• **Stored data**
═══
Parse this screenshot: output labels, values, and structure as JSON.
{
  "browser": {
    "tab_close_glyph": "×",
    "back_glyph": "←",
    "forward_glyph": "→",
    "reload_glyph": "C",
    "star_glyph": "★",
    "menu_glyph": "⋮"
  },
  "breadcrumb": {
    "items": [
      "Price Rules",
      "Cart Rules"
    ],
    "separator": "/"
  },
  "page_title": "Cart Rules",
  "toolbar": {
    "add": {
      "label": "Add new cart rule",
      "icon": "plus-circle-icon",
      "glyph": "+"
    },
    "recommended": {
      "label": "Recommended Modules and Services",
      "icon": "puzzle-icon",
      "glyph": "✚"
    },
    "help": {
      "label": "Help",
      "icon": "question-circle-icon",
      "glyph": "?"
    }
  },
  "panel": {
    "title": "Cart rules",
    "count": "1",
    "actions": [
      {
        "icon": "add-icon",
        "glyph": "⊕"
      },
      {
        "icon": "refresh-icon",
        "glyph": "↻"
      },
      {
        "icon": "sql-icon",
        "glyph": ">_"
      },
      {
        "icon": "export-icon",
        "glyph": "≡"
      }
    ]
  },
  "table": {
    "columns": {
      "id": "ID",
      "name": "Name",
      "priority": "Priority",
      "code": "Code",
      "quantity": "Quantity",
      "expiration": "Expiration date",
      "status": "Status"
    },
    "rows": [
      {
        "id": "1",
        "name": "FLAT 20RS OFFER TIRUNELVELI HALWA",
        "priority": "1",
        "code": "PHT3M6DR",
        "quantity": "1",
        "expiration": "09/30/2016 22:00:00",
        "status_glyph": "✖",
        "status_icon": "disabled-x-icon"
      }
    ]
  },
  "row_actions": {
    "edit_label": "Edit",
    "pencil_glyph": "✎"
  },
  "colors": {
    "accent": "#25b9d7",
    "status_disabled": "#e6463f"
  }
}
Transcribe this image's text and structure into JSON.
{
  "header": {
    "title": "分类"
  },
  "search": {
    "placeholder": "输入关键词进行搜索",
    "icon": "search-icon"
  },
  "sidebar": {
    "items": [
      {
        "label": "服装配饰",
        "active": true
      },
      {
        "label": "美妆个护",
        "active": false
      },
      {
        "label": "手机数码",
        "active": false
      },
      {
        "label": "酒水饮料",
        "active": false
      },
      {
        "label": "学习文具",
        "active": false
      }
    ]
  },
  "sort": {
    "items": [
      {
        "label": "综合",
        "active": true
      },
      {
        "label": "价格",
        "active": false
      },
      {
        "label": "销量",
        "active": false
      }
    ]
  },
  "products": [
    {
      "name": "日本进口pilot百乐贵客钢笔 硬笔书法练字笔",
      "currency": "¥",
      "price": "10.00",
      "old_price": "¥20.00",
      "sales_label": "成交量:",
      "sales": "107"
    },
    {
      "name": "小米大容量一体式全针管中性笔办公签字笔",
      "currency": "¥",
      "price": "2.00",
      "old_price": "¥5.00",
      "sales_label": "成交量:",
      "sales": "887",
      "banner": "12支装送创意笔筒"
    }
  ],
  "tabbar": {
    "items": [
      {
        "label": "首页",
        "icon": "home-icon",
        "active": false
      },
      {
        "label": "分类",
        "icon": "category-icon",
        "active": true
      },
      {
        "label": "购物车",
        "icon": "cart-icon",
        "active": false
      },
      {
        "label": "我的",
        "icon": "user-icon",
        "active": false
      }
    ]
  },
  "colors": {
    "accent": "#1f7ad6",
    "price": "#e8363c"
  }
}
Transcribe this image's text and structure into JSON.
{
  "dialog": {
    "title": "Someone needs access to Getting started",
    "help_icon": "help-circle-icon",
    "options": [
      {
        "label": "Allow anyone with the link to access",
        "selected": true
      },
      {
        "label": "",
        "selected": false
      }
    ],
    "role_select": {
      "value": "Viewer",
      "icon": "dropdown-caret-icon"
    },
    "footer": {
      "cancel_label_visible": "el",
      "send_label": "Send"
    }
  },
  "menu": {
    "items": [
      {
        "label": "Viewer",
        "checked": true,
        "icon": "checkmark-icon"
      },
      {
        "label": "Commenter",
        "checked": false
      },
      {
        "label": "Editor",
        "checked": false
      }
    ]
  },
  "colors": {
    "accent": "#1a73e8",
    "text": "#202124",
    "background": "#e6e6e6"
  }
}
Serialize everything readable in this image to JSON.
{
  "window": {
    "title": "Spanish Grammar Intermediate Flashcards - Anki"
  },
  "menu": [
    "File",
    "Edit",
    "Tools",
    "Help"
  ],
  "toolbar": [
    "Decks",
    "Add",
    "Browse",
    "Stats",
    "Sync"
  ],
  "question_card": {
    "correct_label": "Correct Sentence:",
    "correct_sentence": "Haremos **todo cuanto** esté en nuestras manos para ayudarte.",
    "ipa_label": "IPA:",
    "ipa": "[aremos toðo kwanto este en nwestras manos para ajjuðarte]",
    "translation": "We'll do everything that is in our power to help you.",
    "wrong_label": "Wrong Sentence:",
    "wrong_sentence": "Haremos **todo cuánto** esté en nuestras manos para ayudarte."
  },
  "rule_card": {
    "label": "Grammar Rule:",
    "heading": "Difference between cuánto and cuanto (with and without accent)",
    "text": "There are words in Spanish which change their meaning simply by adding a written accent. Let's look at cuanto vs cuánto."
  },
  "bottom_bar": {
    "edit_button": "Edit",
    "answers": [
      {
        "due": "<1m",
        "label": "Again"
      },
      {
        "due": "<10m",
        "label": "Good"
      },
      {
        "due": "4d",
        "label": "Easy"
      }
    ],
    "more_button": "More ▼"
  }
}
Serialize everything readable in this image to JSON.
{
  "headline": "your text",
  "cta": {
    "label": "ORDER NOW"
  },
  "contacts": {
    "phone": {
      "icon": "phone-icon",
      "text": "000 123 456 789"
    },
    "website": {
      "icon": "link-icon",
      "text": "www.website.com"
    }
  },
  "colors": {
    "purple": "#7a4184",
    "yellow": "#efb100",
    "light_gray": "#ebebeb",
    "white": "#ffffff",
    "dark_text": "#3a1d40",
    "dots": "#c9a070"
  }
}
═══
• **WHAT TO WORK ON**
Please repeat the listing above in full and exactly.

• **REPLY TO THE TASK**
Parse this screenshot: output labels, values, and structure as JSON.
{
  "browser": {
    "tab_close_glyph": "×",
    "back_glyph": "←",
    "forward_glyph": "→",
    "reload_glyph": "C",
    "star_glyph": "★",
    "menu_glyph": "⋮"
  },
  "breadcrumb": {
    "items": [
      "Price Rules",
      "Cart Rules"
    ],
    "separator": "/"
  },
  "page_title": "Cart Rules",
  "toolbar": {
    "add": {
      "label": "Add new cart rule",
      "icon": "plus-circle-icon",
      "glyph": "+"
    },
    "recommended": {
      "label": "Recommended Modules and Services",
      "icon": "puzzle-icon",
      "glyph": "✚"
    },
    "help": {
      "label": "Help",
      "icon": "question-circle-icon",
      "glyph": "?"
    }
  },
  "panel": {
    "title": "Cart rules",
    "count": "1",
    "actions": [
      {
        "icon": "add-icon",
        "glyph": "⊕"
      },
      {
        "icon": "refresh-icon",
        "glyph": "↻"
      },
      {
        "icon": "sql-icon",
        "glyph": ">_"
      },
      {
        "icon": "export-icon",
        "glyph": "≡"
      }
    ]
  },
  "table": {
    "columns": {
      "id": "ID",
      "name": "Name",
      "priority": "Priority",
      "code": "Code",
      "quantity": "Quantity",
      "expiration": "Expiration date",
      "status": "Status"
    },
    "rows": [
      {
        "id": "1",
        "name": "FLAT 20RS OFFER TIRUNELVELI HALWA",
        "priority": "1",
        "code": "PHT3M6DR",
        "quantity": "1",
        "expiration": "09/30/2016 22:00:00",
        "status_glyph": "✖",
        "status_icon": "disabled-x-icon"
      }
    ]
  },
  "row_actions": {
    "edit_label": "Edit",
    "pencil_glyph": "✎"
  },
  "colors": {
    "accent": "#25b9d7",
    "status_disabled": "#e6463f"
  }
}
Transcribe this image's text and structure into JSON.
{
  "header": {
    "title": "分类"
  },
  "search": {
    "placeholder": "输入关键词进行搜索",
    "icon": "search-icon"
  },
  "sidebar": {
    "items": [
      {
        "label": "服装配饰",
        "active": true
      },
      {
        "label": "美妆个护",
        "active": false
      },
      {
        "label": "手机数码",
        "active": false
      },
      {
        "label": "酒水饮料",
        "active": false
      },
      {
        "label": "学习文具",
        "active": false
      }
    ]
  },
  "sort": {
    "items": [
      {
        "label": "综合",
        "active": true
      },
      {
        "label": "价格",
        "active": false
      },
      {
        "label": "销量",
        "active": false
      }
    ]
  },
  "products": [
    {
      "name": "日本进口pilot百乐贵客钢笔 硬笔书法练字笔",
      "currency": "¥",
      "price": "10.00",
      "old_price": "¥20.00",
      "sales_label": "成交量:",
      "sales": "107"
    },
    {
      "name": "小米大容量一体式全针管中性笔办公签字笔",
      "currency": "¥",
      "price": "2.00",
      "old_price": "¥5.00",
      "sales_label": "成交量:",
      "sales": "887",
      "banner": "12支装送创意笔筒"
    }
  ],
  "tabbar": {
    "items": [
      {
        "label": "首页",
        "icon": "home-icon",
        "active": false
      },
      {
        "label": "分类",
        "icon": "category-icon",
        "active": true
      },
      {
        "label": "购物车",
        "icon": "cart-icon",
        "active": false
      },
      {
        "label": "我的",
        "icon": "user-icon",
        "active": false
      }
    ]
  },
  "colors": {
    "accent": "#1f7ad6",
    "price": "#e8363c"
  }
}
Transcribe this image's text and structure into JSON.
{
  "dialog": {
    "title": "Someone needs access to Getting started",
    "help_icon": "help-circle-icon",
    "options": [
      {
        "label": "Allow anyone with the link to access",
        "selected": true
      },
      {
        "label": "",
        "selected": false
      }
    ],
    "role_select": {
      "value": "Viewer",
      "icon": "dropdown-caret-icon"
    },
    "footer": {
      "cancel_label_visible": "el",
      "send_label": "Send"
    }
  },
  "menu": {
    "items": [
      {
        "label": "Viewer",
        "checked": true,
        "icon": "checkmark-icon"
      },
      {
        "label": "Commenter",
        "checked": false
      },
      {
        "label": "Editor",
        "checked": false
      }
    ]
  },
  "colors": {
    "accent": "#1a73e8",
    "text": "#202124",
    "background": "#e6e6e6"
  }
}
Serialize everything readable in this image to JSON.
{
  "window": {
    "title": "Spanish Grammar Intermediate Flashcards - Anki"
  },
  "menu": [
    "File",
    "Edit",
    "Tools",
    "Help"
  ],
  "toolbar": [
    "Decks",
    "Add",
    "Browse",
    "Stats",
    "Sync"
  ],
  "question_card": {
    "correct_label": "Correct Sentence:",
    "correct_sentence": "Haremos **todo cuanto** esté en nuestras manos para ayudarte.",
    "ipa_label": "IPA:",
    "ipa": "[aremos toðo kwanto este en nwestras manos para ajjuðarte]",
    "translation": "We'll do everything that is in our power to help you.",
    "wrong_label": "Wrong Sentence:",
    "wrong_sentence": "Haremos **todo cuánto** esté en nuestras manos para ayudarte."
  },
  "rule_card": {
    "label": "Grammar Rule:",
    "heading": "Difference between cuánto and cuanto (with and without accent)",
    "text": "There are words in Spanish which change their meaning simply by adding a written accent. Let's look at cuanto vs cuánto."
  },
  "bottom_bar": {
    "edit_button": "Edit",
    "answers": [
      {
        "due": "<1m",
        "label": "Again"
      },
      {
        "due": "<10m",
        "label": "Good"
      },
      {
        "due": "4d",
        "label": "Easy"
      }
    ],
    "more_button": "More ▼"
  }
}
Serialize everything readable in this image to JSON.
{
  "headline": "your text",
  "cta": {
    "label": "ORDER NOW"
  },
  "contacts": {
    "phone": {
      "icon": "phone-icon",
      "text": "000 123 456 789"
    },
    "website": {
      "icon": "link-icon",
      "text": "www.website.com"
    }
  },
  "colors": {
    "purple": "#7a4184",
    "yellow": "#efb100",
    "light_gray": "#ebebeb",
    "white": "#ffffff",
    "dark_text": "#3a1d40",
    "dots": "#c9a070"
  }
}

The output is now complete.